**SUPPLIED RECORDS:**
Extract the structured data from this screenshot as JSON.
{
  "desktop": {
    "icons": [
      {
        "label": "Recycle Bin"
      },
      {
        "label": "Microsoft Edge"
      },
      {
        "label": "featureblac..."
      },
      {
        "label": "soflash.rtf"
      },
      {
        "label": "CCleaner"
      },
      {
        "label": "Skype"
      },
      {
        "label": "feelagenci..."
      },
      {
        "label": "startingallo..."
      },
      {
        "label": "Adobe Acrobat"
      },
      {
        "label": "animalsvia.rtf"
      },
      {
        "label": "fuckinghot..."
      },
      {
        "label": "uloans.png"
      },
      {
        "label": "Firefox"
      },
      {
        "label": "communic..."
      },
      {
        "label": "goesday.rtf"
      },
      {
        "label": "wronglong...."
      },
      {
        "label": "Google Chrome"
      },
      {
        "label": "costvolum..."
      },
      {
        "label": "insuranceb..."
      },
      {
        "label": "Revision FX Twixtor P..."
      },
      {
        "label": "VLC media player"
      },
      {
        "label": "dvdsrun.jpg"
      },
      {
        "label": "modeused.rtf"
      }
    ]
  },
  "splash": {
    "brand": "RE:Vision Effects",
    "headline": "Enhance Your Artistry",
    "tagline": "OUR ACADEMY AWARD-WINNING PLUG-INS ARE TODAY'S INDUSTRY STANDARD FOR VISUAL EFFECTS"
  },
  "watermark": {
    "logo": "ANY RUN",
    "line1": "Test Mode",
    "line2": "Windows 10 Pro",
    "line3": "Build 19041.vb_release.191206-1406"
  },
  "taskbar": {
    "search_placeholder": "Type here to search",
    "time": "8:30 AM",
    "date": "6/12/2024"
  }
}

...

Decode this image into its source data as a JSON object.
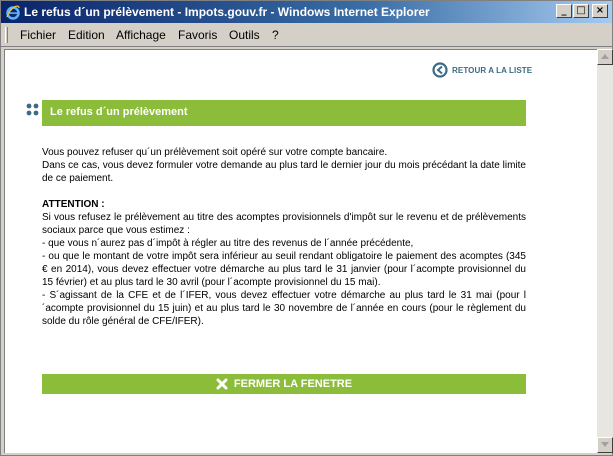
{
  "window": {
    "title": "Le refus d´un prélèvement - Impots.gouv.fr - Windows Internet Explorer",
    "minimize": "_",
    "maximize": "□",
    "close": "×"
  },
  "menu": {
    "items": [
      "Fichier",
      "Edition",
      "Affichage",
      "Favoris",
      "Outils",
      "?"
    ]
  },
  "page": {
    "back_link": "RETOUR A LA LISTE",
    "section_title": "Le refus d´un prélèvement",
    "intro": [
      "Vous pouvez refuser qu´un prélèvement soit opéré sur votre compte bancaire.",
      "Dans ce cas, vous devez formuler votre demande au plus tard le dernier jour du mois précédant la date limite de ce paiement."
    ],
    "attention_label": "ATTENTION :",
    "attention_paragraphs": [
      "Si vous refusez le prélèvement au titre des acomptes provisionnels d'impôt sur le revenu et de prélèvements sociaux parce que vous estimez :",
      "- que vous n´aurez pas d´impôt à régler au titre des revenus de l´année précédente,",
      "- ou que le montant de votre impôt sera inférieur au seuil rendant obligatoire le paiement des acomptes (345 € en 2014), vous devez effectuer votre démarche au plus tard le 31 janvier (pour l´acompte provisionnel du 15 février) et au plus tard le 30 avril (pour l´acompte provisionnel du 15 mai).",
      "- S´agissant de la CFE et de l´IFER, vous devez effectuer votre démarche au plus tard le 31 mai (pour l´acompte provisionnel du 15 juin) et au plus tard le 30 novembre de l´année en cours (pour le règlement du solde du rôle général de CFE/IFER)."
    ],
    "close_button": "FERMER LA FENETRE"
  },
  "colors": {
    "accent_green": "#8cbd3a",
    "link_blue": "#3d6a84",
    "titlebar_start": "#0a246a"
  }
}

---

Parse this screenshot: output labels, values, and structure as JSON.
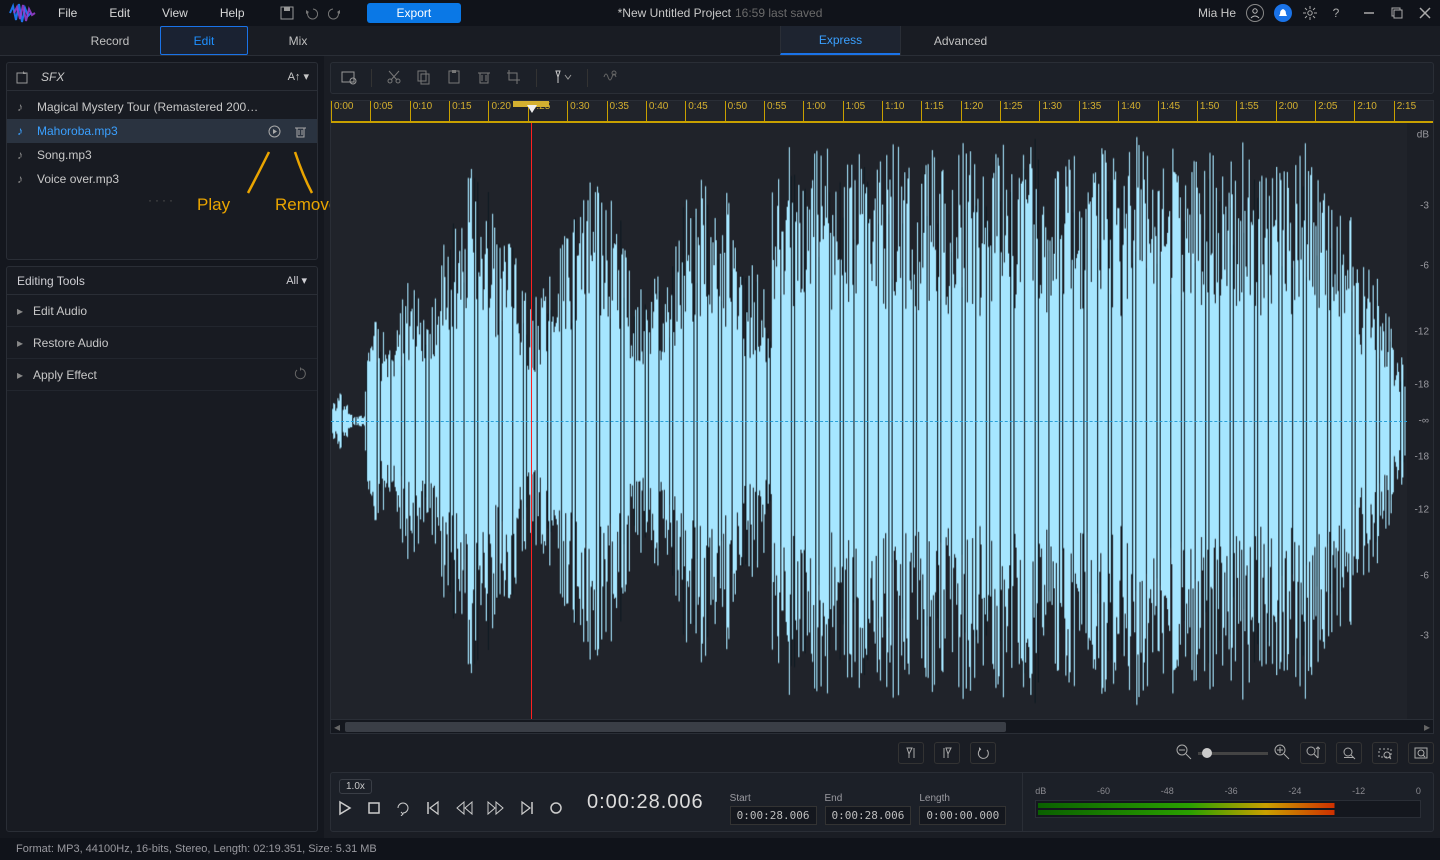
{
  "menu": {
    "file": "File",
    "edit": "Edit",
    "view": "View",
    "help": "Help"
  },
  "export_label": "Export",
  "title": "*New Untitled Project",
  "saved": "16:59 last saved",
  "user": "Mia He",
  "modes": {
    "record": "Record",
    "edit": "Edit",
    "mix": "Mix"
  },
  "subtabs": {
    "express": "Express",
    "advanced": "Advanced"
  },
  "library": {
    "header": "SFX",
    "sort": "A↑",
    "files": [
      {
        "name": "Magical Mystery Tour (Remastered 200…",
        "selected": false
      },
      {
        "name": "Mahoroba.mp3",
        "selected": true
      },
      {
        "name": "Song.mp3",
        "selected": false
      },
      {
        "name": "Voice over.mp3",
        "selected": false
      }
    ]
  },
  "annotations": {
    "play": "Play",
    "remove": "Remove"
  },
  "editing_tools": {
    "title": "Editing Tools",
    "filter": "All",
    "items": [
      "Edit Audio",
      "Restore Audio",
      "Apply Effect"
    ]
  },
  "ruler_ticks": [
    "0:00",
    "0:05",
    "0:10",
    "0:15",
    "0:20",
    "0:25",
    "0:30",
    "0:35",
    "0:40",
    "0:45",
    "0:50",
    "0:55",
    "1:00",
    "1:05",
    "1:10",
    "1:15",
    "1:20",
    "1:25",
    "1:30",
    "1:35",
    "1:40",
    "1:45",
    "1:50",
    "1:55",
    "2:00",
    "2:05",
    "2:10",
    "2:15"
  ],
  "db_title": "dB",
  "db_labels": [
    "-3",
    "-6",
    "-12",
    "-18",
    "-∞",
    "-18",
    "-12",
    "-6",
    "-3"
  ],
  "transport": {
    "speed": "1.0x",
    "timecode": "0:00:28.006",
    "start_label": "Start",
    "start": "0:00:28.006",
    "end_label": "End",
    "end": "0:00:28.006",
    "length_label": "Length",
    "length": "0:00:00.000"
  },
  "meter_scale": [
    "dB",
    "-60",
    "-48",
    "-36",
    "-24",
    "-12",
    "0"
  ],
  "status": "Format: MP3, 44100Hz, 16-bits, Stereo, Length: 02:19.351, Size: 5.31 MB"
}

**REQUIRED TASK:**
State how many lines of the listing hold the string "année"; reply with the number and nothing else.

**TASK SOLUTION:**
2